* **Source material**
## BEGIN

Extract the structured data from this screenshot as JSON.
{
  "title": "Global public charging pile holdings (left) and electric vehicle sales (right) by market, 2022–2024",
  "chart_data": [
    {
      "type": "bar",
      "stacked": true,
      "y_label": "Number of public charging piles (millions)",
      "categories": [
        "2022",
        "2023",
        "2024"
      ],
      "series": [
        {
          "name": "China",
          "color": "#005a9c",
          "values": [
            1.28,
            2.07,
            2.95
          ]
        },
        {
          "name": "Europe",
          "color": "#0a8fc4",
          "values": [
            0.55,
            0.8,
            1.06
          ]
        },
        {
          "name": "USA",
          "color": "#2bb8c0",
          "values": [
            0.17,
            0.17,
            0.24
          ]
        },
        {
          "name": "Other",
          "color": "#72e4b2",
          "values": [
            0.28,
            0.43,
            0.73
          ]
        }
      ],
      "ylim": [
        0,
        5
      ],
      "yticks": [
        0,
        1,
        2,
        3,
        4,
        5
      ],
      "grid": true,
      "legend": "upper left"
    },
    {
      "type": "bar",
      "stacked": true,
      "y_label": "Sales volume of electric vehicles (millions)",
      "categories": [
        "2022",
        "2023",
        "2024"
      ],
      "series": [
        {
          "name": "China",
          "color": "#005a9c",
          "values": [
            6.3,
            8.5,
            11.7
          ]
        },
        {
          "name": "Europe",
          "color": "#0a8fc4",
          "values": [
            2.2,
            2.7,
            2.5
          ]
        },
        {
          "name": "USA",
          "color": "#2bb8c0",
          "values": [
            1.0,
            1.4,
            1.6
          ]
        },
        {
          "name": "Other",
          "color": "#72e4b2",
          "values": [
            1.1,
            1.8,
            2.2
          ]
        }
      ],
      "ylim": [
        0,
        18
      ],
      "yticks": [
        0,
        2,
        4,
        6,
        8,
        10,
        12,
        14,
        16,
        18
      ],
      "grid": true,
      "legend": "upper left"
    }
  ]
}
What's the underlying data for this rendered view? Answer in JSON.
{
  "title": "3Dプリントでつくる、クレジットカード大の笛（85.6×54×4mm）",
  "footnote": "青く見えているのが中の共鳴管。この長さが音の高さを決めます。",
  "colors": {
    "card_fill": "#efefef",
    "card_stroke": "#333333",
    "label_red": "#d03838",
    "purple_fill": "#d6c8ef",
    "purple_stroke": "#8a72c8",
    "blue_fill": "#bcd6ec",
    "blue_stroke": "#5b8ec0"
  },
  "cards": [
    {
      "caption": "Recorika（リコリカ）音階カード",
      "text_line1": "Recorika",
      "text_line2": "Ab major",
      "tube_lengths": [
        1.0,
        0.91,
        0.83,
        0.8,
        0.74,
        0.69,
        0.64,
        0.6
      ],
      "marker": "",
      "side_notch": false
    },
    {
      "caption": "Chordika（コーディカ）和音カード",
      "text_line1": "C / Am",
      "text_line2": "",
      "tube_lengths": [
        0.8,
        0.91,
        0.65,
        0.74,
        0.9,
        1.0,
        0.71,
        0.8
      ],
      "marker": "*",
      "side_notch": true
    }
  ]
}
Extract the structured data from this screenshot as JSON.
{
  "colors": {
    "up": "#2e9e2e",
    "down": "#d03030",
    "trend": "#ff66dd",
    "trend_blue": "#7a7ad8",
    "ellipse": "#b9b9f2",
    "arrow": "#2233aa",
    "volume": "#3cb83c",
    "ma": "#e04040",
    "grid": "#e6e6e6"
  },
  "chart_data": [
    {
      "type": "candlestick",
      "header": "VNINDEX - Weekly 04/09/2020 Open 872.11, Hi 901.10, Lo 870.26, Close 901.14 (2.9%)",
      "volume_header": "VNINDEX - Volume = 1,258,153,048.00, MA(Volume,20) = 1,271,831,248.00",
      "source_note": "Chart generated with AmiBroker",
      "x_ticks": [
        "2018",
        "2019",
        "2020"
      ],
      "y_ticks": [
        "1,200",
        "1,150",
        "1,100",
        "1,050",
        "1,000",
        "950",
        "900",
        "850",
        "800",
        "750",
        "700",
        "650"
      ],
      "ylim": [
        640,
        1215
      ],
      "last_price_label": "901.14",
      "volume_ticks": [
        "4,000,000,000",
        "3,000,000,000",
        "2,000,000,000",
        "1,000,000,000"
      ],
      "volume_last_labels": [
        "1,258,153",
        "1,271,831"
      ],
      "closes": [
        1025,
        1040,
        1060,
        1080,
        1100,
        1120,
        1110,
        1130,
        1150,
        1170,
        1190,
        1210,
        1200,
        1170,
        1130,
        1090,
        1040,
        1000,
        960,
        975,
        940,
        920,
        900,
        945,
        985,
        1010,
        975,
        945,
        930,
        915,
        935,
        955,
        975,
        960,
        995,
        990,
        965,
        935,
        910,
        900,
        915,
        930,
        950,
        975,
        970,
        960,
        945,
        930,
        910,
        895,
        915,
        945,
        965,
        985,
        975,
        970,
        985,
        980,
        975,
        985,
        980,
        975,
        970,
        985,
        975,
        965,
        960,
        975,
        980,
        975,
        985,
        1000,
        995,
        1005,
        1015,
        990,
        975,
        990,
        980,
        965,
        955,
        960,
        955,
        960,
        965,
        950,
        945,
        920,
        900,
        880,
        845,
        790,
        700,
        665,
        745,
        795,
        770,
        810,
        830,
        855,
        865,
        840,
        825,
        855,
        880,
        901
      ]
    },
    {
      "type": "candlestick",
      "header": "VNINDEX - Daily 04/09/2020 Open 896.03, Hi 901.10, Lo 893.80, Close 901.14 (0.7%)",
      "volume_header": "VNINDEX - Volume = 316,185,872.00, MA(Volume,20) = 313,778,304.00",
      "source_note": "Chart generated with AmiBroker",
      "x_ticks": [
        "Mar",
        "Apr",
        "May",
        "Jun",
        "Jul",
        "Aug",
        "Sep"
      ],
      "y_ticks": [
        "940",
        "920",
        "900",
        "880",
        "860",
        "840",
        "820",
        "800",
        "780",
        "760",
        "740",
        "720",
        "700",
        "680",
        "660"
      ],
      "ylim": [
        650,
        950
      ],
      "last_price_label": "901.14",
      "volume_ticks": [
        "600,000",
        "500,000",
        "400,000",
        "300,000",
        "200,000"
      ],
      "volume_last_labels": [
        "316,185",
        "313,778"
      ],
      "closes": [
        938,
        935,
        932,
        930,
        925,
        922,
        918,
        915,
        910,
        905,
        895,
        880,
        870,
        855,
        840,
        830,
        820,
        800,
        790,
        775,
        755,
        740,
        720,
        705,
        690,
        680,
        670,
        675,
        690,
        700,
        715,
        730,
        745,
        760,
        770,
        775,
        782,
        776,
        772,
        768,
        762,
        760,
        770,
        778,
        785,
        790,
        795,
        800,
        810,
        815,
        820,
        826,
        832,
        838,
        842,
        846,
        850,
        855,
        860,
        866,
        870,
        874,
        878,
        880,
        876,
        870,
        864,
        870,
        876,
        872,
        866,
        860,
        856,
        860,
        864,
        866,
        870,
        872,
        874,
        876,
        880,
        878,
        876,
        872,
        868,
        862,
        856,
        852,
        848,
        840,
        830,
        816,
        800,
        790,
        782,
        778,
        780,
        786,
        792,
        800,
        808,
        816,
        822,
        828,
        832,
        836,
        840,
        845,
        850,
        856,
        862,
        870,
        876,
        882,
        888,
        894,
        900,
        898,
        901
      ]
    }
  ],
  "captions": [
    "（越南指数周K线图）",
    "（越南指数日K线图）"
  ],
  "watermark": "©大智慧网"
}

## END

Copy every line of the records above that holds the word "title".

* **Finished answer**
  "title": "Global public charging pile holdings (left) and electric vehicle sales (right) by market, 2022–2024",
  "title": "3Dプリントでつくる、クレジットカード大の笛（85.6×54×4mm）",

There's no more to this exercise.